DO THIS —
Extract every line that contains the word "Configuration".

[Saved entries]
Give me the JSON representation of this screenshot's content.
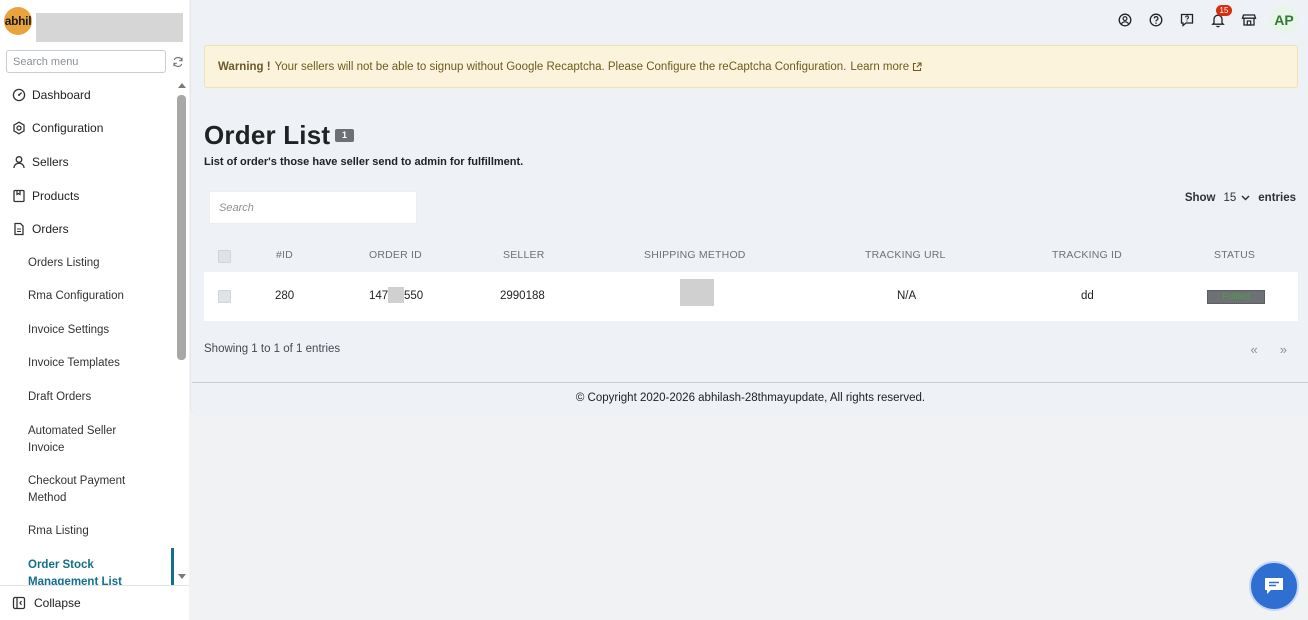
{
  "sidebar": {
    "logo_text": "abhil",
    "search_placeholder": "Search menu",
    "items": [
      {
        "label": "Dashboard",
        "icon": "dashboard-icon"
      },
      {
        "label": "Configuration",
        "icon": "gear-icon"
      },
      {
        "label": "Sellers",
        "icon": "user-icon"
      },
      {
        "label": "Products",
        "icon": "product-icon"
      },
      {
        "label": "Orders",
        "icon": "document-icon"
      }
    ],
    "sub_items": [
      "Orders Listing",
      "Rma Configuration",
      "Invoice Settings",
      "Invoice Templates",
      "Draft Orders",
      "Automated Seller Invoice",
      "Checkout Payment Method",
      "Rma Listing",
      "Order Stock Management List"
    ],
    "collapse_label": "Collapse"
  },
  "topbar": {
    "notification_count": "15",
    "avatar_initials": "AP",
    "icons": [
      "account-icon",
      "help-icon",
      "feedback-icon",
      "bell-icon",
      "store-icon"
    ]
  },
  "warning": {
    "strong": "Warning !",
    "text": "Your sellers will not be able to signup without Google Recaptcha. Please Configure the reCaptcha Configuration.",
    "link": "Learn more"
  },
  "page": {
    "title": "Order List",
    "count": "1",
    "subtitle": "List of order's those have seller send to admin for fulfillment."
  },
  "table": {
    "search_placeholder": "Search",
    "show_label": "Show",
    "entries_value": "15",
    "entries_label": "entries",
    "columns": [
      "#ID",
      "ORDER ID",
      "SELLER",
      "SHIPPING METHOD",
      "TRACKING URL",
      "TRACKING ID",
      "STATUS"
    ],
    "rows": [
      {
        "id": "280",
        "order_id_prefix": "147",
        "order_id_suffix": "550",
        "seller": "2990188",
        "shipping_method": "",
        "tracking_url": "N/A",
        "tracking_id": "dd",
        "status": "Fulfilled"
      }
    ],
    "showing_text": "Showing 1 to 1 of 1 entries",
    "prev": "«",
    "next": "»"
  },
  "footer": {
    "copyright": "© Copyright 2020-2026 abhilash-28thmayupdate, All rights reserved."
  },
  "colors": {
    "accent": "#136f8b",
    "warning_bg": "#fcf3dc",
    "badge": "#d72c0d",
    "chat": "#2f6fd1"
  }
}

RESPONSE TO THIS TASK —
        "label": "Configuration",
      "Rma Configuration",
    "text": "Your sellers will not be able to signup without Google Recaptcha. Please Configure the reCaptcha Configuration.",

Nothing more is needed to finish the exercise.